What you are asked to do: Write the material out again in full, exactly.

★ ★ ★ ★ ★

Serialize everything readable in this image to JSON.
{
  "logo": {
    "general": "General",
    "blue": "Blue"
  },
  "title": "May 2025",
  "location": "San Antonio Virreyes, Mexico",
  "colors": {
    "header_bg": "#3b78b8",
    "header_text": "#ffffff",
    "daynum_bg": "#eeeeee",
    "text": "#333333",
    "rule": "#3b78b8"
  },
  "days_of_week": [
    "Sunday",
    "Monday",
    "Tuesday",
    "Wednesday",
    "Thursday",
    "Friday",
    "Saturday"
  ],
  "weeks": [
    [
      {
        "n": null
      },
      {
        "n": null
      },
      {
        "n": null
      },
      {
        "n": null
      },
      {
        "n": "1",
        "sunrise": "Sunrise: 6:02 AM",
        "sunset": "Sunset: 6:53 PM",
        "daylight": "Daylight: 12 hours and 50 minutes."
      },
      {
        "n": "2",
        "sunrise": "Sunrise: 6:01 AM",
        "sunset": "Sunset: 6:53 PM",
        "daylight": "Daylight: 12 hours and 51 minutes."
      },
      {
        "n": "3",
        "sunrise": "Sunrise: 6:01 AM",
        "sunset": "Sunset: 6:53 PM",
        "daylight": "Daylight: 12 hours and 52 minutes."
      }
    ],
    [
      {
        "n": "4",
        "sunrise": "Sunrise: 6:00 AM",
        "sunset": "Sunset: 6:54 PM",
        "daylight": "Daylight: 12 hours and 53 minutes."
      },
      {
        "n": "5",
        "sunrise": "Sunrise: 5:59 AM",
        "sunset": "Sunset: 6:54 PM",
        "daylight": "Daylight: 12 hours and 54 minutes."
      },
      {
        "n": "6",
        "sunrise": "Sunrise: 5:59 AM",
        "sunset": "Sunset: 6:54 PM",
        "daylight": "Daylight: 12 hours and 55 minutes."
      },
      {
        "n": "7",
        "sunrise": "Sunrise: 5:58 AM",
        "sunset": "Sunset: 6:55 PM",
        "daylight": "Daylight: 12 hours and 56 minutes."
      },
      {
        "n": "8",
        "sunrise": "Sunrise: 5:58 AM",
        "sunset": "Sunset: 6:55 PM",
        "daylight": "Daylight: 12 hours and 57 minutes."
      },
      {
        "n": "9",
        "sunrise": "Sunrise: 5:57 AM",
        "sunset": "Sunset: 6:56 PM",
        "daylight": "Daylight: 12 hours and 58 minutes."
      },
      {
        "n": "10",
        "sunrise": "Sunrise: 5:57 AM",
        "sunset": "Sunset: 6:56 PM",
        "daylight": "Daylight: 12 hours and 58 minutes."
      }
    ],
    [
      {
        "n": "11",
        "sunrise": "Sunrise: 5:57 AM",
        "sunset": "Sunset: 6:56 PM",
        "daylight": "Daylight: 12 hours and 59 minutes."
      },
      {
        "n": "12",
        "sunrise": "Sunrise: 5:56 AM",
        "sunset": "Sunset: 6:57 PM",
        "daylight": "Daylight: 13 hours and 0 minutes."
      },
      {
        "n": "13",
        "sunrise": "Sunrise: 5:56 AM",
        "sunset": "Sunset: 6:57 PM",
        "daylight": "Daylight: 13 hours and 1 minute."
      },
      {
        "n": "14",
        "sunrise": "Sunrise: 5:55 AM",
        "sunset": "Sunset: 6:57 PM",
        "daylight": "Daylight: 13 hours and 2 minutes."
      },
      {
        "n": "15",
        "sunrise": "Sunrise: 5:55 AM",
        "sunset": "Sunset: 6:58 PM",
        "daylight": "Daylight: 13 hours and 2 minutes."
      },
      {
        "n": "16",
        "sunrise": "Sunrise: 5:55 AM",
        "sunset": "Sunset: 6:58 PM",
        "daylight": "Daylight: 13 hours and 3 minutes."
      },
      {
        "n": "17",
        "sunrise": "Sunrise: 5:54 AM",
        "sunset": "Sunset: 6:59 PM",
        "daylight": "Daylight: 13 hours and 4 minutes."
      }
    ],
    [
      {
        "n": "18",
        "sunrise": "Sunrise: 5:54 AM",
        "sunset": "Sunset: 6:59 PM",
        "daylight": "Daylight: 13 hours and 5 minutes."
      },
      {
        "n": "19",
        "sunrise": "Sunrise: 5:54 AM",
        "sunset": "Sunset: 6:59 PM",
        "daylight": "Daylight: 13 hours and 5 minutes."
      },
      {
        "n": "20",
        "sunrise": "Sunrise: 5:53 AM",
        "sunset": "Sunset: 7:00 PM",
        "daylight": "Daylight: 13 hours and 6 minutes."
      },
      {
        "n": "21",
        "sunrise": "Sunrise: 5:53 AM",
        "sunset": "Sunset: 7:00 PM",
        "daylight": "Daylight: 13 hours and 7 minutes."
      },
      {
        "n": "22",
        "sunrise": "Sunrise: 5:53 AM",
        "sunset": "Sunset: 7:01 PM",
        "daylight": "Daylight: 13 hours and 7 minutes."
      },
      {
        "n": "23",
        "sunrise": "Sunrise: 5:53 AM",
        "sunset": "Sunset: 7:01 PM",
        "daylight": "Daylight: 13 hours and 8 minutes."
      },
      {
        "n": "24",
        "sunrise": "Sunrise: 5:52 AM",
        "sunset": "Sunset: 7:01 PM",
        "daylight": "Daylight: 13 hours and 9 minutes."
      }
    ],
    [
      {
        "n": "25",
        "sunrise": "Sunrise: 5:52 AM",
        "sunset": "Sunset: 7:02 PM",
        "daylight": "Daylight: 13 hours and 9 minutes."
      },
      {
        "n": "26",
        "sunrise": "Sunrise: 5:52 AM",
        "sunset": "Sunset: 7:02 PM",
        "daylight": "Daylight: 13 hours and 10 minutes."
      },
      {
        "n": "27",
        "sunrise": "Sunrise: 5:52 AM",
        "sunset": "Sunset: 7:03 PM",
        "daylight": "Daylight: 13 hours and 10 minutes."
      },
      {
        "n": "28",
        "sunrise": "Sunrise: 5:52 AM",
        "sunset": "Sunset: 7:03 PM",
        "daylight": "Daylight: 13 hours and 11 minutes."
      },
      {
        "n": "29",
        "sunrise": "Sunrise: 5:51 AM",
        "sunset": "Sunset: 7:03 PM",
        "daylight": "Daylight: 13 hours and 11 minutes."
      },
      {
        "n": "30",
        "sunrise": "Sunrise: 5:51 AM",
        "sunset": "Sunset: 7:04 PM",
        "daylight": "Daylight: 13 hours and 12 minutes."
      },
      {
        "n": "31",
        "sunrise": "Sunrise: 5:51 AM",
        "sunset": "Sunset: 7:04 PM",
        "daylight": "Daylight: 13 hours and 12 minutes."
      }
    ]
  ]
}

★ ★ ★ ★ ★

The answer:
Serialize everything readable in this image to JSON.
{
  "logo": {
    "general": "General",
    "blue": "Blue"
  },
  "title": "May 2025",
  "location": "San Antonio Virreyes, Mexico",
  "colors": {
    "header_bg": "#3b78b8",
    "header_text": "#ffffff",
    "daynum_bg": "#eeeeee",
    "text": "#333333",
    "rule": "#3b78b8"
  },
  "days_of_week": [
    "Sunday",
    "Monday",
    "Tuesday",
    "Wednesday",
    "Thursday",
    "Friday",
    "Saturday"
  ],
  "weeks": [
    [
      {
        "n": null
      },
      {
        "n": null
      },
      {
        "n": null
      },
      {
        "n": null
      },
      {
        "n": "1",
        "sunrise": "Sunrise: 6:02 AM",
        "sunset": "Sunset: 6:53 PM",
        "daylight": "Daylight: 12 hours and 50 minutes."
      },
      {
        "n": "2",
        "sunrise": "Sunrise: 6:01 AM",
        "sunset": "Sunset: 6:53 PM",
        "daylight": "Daylight: 12 hours and 51 minutes."
      },
      {
        "n": "3",
        "sunrise": "Sunrise: 6:01 AM",
        "sunset": "Sunset: 6:53 PM",
        "daylight": "Daylight: 12 hours and 52 minutes."
      }
    ],
    [
      {
        "n": "4",
        "sunrise": "Sunrise: 6:00 AM",
        "sunset": "Sunset: 6:54 PM",
        "daylight": "Daylight: 12 hours and 53 minutes."
      },
      {
        "n": "5",
        "sunrise": "Sunrise: 5:59 AM",
        "sunset": "Sunset: 6:54 PM",
        "daylight": "Daylight: 12 hours and 54 minutes."
      },
      {
        "n": "6",
        "sunrise": "Sunrise: 5:59 AM",
        "sunset": "Sunset: 6:54 PM",
        "daylight": "Daylight: 12 hours and 55 minutes."
      },
      {
        "n": "7",
        "sunrise": "Sunrise: 5:58 AM",
        "sunset": "Sunset: 6:55 PM",
        "daylight": "Daylight: 12 hours and 56 minutes."
      },
      {
        "n": "8",
        "sunrise": "Sunrise: 5:58 AM",
        "sunset": "Sunset: 6:55 PM",
        "daylight": "Daylight: 12 hours and 57 minutes."
      },
      {
        "n": "9",
        "sunrise": "Sunrise: 5:57 AM",
        "sunset": "Sunset: 6:56 PM",
        "daylight": "Daylight: 12 hours and 58 minutes."
      },
      {
        "n": "10",
        "sunrise": "Sunrise: 5:57 AM",
        "sunset": "Sunset: 6:56 PM",
        "daylight": "Daylight: 12 hours and 58 minutes."
      }
    ],
    [
      {
        "n": "11",
        "sunrise": "Sunrise: 5:57 AM",
        "sunset": "Sunset: 6:56 PM",
        "daylight": "Daylight: 12 hours and 59 minutes."
      },
      {
        "n": "12",
        "sunrise": "Sunrise: 5:56 AM",
        "sunset": "Sunset: 6:57 PM",
        "daylight": "Daylight: 13 hours and 0 minutes."
      },
      {
        "n": "13",
        "sunrise": "Sunrise: 5:56 AM",
        "sunset": "Sunset: 6:57 PM",
        "daylight": "Daylight: 13 hours and 1 minute."
      },
      {
        "n": "14",
        "sunrise": "Sunrise: 5:55 AM",
        "sunset": "Sunset: 6:57 PM",
        "daylight": "Daylight: 13 hours and 2 minutes."
      },
      {
        "n": "15",
        "sunrise": "Sunrise: 5:55 AM",
        "sunset": "Sunset: 6:58 PM",
        "daylight": "Daylight: 13 hours and 2 minutes."
      },
      {
        "n": "16",
        "sunrise": "Sunrise: 5:55 AM",
        "sunset": "Sunset: 6:58 PM",
        "daylight": "Daylight: 13 hours and 3 minutes."
      },
      {
        "n": "17",
        "sunrise": "Sunrise: 5:54 AM",
        "sunset": "Sunset: 6:59 PM",
        "daylight": "Daylight: 13 hours and 4 minutes."
      }
    ],
    [
      {
        "n": "18",
        "sunrise": "Sunrise: 5:54 AM",
        "sunset": "Sunset: 6:59 PM",
        "daylight": "Daylight: 13 hours and 5 minutes."
      },
      {
        "n": "19",
        "sunrise": "Sunrise: 5:54 AM",
        "sunset": "Sunset: 6:59 PM",
        "daylight": "Daylight: 13 hours and 5 minutes."
      },
      {
        "n": "20",
        "sunrise": "Sunrise: 5:53 AM",
        "sunset": "Sunset: 7:00 PM",
        "daylight": "Daylight: 13 hours and 6 minutes."
      },
      {
        "n": "21",
        "sunrise": "Sunrise: 5:53 AM",
        "sunset": "Sunset: 7:00 PM",
        "daylight": "Daylight: 13 hours and 7 minutes."
      },
      {
        "n": "22",
        "sunrise": "Sunrise: 5:53 AM",
        "sunset": "Sunset: 7:01 PM",
        "daylight": "Daylight: 13 hours and 7 minutes."
      },
      {
        "n": "23",
        "sunrise": "Sunrise: 5:53 AM",
        "sunset": "Sunset: 7:01 PM",
        "daylight": "Daylight: 13 hours and 8 minutes."
      },
      {
        "n": "24",
        "sunrise": "Sunrise: 5:52 AM",
        "sunset": "Sunset: 7:01 PM",
        "daylight": "Daylight: 13 hours and 9 minutes."
      }
    ],
    [
      {
        "n": "25",
        "sunrise": "Sunrise: 5:52 AM",
        "sunset": "Sunset: 7:02 PM",
        "daylight": "Daylight: 13 hours and 9 minutes."
      },
      {
        "n": "26",
        "sunrise": "Sunrise: 5:52 AM",
        "sunset": "Sunset: 7:02 PM",
        "daylight": "Daylight: 13 hours and 10 minutes."
      },
      {
        "n": "27",
        "sunrise": "Sunrise: 5:52 AM",
        "sunset": "Sunset: 7:03 PM",
        "daylight": "Daylight: 13 hours and 10 minutes."
      },
      {
        "n": "28",
        "sunrise": "Sunrise: 5:52 AM",
        "sunset": "Sunset: 7:03 PM",
        "daylight": "Daylight: 13 hours and 11 minutes."
      },
      {
        "n": "29",
        "sunrise": "Sunrise: 5:51 AM",
        "sunset": "Sunset: 7:03 PM",
        "daylight": "Daylight: 13 hours and 11 minutes."
      },
      {
        "n": "30",
        "sunrise": "Sunrise: 5:51 AM",
        "sunset": "Sunset: 7:04 PM",
        "daylight": "Daylight: 13 hours and 12 minutes."
      },
      {
        "n": "31",
        "sunrise": "Sunrise: 5:51 AM",
        "sunset": "Sunset: 7:04 PM",
        "daylight": "Daylight: 13 hours and 12 minutes."
      }
    ]
  ]
}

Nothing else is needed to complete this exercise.